## Excerpted text
======

Dealing with cognitive impairment includes:  household safety (and preventing wandering), reminders as to the structure of the house, day care, in-home help.

It’s important to educate yourself about psychiatric issues.  Sometimes you have to educate your physician about psychiatric issues in PD.  (46:39)

Question: Is bipolar a precursor to PD?
Answer:  I don’t think so but on the other hand certainly people with PD can develop bipolar disorder (though this would be unusual).  Bipolar disorder hits people early in life.  (48:00)

Question:  Can you elaborate on Lewy bodies?
Answer:  In Lewy body disease, there is wide distribution of Parkinson’s pathology across the brain.  This is a variant of PD where the cognitive impairment and memory impairment progresses much, much more rapidly than in normal PD.  And the individuals are much more sensitive to the adverse side effects of PD.  It’s a much more rapidly progressive illness than normal PD.  Not much is known about LBD.  It can be quite a trial.  (49:10)

Question:  What were the side effects related to nortriptyline?  (50:06)
Answer:  The newer antidepressants are better tolerated.  Surprisingly, nortriptyline (an older med) was well tolerated.  There was more constipation in the nortriptyline group.  Our lesson from the study:  don’t start with an SSRI.  (51:13)

Question:  When will a cure happen?
Answer:  Someday there will be a cure.  But what do you do now?  We need research on the problems we are having right now.  (51:56)

Question:  Can you comment on the French clozapine study?
Answer:  There have been two well-controlled Clozaril trials showing Clozaril is better than placebo for psychosis.  Weekly blood draws for six months can be a problem for some.  Some of the Seroquel trials did not show that Seroquel was any better than placebo.

Question:  Can we view panic reactions as a behavioral equivalent of a motor tremor?
Answer:  I suppose you could look at them that way.  Sometimes those with anxiety have panic attacks.  I don’t know if it’s the same neurochemically.

Question:  Depression vs. anger.  Can anger be a stimulus?
Answer:  Anger can motivate people to make changes in behavior.  If people are having a lot of anger, it’s usually based on relationships and chronic problems.  Counseling may be helpful in determining cause of anger.  Is the anger a personality change?

Question:  What determines sexual dysfunction?  Compared to what you used to do?  Frequency?
Answer:  These problems are happening in people who are older, some of whom have less interest in sex.  Autonomic dysfunction can contribute.  There are also relationship issues.  If something has dramatically changed compared to the past, then we look to some cause (medication?) for the problem.  (56:09)

======

## Record excerpts
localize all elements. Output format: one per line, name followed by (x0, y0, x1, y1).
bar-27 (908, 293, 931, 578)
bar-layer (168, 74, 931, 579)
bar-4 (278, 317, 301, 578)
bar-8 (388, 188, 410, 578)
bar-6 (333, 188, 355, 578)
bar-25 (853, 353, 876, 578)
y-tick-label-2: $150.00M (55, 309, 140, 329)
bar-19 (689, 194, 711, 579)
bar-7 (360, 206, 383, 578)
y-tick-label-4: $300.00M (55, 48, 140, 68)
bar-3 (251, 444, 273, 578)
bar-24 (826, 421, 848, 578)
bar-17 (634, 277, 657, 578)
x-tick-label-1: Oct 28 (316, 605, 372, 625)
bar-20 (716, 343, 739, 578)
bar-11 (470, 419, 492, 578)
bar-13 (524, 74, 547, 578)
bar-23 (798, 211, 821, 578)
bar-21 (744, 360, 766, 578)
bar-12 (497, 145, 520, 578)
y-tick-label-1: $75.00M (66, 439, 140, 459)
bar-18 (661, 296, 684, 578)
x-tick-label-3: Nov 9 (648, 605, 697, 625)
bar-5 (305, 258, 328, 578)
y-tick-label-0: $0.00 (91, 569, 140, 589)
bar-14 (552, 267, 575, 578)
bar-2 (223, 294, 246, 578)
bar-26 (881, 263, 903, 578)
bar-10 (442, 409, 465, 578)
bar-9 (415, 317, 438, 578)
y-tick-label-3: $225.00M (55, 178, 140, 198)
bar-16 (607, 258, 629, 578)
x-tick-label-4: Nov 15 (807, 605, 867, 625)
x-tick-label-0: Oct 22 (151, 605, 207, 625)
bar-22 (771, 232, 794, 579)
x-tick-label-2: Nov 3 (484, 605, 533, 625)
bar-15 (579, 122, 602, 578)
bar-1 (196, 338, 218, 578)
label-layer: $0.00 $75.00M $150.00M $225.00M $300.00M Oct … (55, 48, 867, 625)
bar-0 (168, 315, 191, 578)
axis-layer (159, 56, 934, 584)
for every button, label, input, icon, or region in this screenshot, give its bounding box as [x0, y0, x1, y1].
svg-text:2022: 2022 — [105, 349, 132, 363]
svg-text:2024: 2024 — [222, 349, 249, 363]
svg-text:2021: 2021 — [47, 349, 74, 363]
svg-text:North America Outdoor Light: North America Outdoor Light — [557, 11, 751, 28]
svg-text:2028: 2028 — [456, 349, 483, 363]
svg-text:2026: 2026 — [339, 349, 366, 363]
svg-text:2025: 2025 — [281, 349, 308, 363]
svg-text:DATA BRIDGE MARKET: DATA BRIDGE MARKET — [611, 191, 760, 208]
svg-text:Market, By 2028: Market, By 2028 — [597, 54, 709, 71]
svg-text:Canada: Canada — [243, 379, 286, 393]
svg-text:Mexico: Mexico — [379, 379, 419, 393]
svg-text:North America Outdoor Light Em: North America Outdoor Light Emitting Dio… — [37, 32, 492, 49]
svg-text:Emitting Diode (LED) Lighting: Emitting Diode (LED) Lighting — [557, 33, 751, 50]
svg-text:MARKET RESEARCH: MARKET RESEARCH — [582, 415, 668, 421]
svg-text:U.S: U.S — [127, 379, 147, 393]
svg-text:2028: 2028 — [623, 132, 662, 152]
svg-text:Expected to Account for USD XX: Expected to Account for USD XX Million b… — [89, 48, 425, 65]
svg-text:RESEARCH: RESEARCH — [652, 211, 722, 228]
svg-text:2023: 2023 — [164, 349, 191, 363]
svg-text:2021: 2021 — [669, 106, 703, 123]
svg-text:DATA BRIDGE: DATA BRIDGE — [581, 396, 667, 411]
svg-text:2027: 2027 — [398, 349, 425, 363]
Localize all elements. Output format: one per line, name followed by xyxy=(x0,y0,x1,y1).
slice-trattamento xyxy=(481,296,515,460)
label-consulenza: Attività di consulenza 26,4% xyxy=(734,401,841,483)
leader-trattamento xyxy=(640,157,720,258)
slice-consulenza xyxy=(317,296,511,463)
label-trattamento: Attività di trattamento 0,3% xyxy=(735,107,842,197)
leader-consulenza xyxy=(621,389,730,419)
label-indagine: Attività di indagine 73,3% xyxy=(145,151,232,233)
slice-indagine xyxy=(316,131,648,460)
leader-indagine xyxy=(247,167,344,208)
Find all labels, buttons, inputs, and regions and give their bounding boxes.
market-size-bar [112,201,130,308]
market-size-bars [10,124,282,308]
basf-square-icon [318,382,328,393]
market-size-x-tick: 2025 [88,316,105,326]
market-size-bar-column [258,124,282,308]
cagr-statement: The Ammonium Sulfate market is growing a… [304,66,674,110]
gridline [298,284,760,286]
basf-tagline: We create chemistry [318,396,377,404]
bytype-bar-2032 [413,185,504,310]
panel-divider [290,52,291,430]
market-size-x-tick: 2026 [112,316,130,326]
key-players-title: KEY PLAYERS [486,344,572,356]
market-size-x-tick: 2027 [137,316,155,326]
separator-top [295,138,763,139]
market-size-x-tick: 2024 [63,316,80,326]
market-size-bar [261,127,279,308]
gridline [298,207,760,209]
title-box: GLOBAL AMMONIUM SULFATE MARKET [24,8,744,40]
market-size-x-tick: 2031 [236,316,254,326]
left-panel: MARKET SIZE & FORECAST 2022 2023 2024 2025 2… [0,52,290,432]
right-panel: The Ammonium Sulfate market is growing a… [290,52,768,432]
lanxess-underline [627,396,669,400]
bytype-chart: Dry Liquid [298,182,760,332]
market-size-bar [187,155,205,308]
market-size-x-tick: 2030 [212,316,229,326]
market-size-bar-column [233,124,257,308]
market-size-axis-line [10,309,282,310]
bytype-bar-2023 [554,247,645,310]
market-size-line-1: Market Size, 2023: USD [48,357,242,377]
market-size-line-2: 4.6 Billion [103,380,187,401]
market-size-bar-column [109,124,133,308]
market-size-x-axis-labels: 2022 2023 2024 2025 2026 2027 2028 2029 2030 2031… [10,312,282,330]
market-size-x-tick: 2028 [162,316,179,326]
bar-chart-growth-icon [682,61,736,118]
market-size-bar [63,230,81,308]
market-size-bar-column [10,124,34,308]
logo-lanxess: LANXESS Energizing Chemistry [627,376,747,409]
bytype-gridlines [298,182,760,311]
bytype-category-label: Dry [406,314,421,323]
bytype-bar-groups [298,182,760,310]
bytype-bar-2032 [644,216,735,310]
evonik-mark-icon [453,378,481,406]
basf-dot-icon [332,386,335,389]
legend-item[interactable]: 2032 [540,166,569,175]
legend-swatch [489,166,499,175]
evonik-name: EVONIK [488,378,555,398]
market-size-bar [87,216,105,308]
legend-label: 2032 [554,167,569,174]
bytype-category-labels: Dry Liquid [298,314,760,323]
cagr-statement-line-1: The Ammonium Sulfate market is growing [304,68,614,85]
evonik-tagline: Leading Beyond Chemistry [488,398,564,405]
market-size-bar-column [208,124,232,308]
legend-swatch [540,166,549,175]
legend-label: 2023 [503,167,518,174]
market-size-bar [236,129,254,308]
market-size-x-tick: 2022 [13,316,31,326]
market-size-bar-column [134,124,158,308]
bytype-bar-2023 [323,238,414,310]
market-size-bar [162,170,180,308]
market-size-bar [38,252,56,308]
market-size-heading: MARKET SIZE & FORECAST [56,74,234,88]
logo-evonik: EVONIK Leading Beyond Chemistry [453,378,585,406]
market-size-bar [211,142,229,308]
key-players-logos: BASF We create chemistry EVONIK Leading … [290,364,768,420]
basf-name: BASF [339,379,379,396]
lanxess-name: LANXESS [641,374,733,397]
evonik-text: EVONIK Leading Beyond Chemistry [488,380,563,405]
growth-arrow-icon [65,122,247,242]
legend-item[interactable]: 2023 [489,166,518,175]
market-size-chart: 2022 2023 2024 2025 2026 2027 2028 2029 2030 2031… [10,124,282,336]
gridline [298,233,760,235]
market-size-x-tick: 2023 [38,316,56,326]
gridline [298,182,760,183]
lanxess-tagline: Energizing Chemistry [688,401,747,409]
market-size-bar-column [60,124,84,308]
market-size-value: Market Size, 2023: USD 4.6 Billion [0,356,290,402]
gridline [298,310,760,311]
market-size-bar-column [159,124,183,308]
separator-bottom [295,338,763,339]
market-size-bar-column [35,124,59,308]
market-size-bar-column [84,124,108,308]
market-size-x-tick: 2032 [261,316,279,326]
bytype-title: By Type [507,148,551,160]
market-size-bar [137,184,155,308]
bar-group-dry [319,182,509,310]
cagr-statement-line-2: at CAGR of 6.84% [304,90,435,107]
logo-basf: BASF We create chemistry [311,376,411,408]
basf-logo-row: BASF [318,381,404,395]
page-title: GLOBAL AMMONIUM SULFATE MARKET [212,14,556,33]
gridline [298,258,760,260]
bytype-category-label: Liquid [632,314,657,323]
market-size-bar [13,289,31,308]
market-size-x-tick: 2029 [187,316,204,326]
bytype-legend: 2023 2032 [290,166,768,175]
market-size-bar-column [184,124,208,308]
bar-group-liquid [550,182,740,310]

======

## Directions
1. Summarize the excerpt on psychiatric issues in Parkinson's disease in two sentences.
2. Write out everything from "Dealing with cognitive" down to "precursor to PD?" in the excerpt on psychiatric issues in Parkinson's disease.
3. For each statement below, answer yes or no according to the excerpt on psychiatric issues in Parkinson's disease, and quote the words of the excerpt that decide it.
(a) Bipolar disorder hits people late in life.
(b) More constipation occurred in the nortriptyline group.
(c) Not much is known about Lewy body disease.

## Answer list
1. The excerpt on psychiatric issues in Parkinson's disease stresses educating oneself, and sometimes one's physician, about psychiatric issues in PD, and then answers a series of questions. It describes Lewy body disease as a variant of PD in which cognitive and memory impairment progress much more rapidly, reports that nortriptyline was well tolerated in a study, and notes that two well-controlled trials showed Clozaril to be better than placebo for psychosis.

2.
Dealing with cognitive impairment includes:  household safety (and preventing wandering), reminders as to the structure of the house, day care, in-home help.

It’s important to educate yourself about psychiatric issues.  Sometimes you have to educate your physician about psychiatric issues in PD.  (46:39)

Question: Is bipolar a precursor to PD?

3.
(a) No: "Bipolar disorder hits people early in life."
(b) Yes: "There was more constipation in the nortriptyline group."
(c) Yes: "Not much is known about LBD."